- What this task involves -
Reproduce the listing that follows with no differences at all.

- Records provided -

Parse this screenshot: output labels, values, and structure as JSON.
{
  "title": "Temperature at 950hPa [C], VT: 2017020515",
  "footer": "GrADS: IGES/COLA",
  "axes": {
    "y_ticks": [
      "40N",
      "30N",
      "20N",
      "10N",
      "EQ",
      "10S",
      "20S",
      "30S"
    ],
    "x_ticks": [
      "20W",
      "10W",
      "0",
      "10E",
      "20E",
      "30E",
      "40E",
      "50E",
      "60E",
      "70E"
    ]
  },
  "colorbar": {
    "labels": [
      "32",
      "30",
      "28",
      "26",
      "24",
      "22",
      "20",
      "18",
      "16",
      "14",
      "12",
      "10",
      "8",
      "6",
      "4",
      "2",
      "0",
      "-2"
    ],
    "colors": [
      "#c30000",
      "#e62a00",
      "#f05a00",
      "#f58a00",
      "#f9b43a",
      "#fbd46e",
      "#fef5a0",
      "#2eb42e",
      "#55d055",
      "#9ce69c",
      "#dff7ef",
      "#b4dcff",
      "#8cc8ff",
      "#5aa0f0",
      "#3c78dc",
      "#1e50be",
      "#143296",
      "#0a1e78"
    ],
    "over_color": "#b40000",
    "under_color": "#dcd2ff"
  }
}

- Solution -
Parse this screenshot: output labels, values, and structure as JSON.
{
  "title": "Temperature at 950hPa [C], VT: 2017020515",
  "footer": "GrADS: IGES/COLA",
  "axes": {
    "y_ticks": [
      "40N",
      "30N",
      "20N",
      "10N",
      "EQ",
      "10S",
      "20S",
      "30S"
    ],
    "x_ticks": [
      "20W",
      "10W",
      "0",
      "10E",
      "20E",
      "30E",
      "40E",
      "50E",
      "60E",
      "70E"
    ]
  },
  "colorbar": {
    "labels": [
      "32",
      "30",
      "28",
      "26",
      "24",
      "22",
      "20",
      "18",
      "16",
      "14",
      "12",
      "10",
      "8",
      "6",
      "4",
      "2",
      "0",
      "-2"
    ],
    "colors": [
      "#c30000",
      "#e62a00",
      "#f05a00",
      "#f58a00",
      "#f9b43a",
      "#fbd46e",
      "#fef5a0",
      "#2eb42e",
      "#55d055",
      "#9ce69c",
      "#dff7ef",
      "#b4dcff",
      "#8cc8ff",
      "#5aa0f0",
      "#3c78dc",
      "#1e50be",
      "#143296",
      "#0a1e78"
    ],
    "over_color": "#b40000",
    "under_color": "#dcd2ff"
  }
}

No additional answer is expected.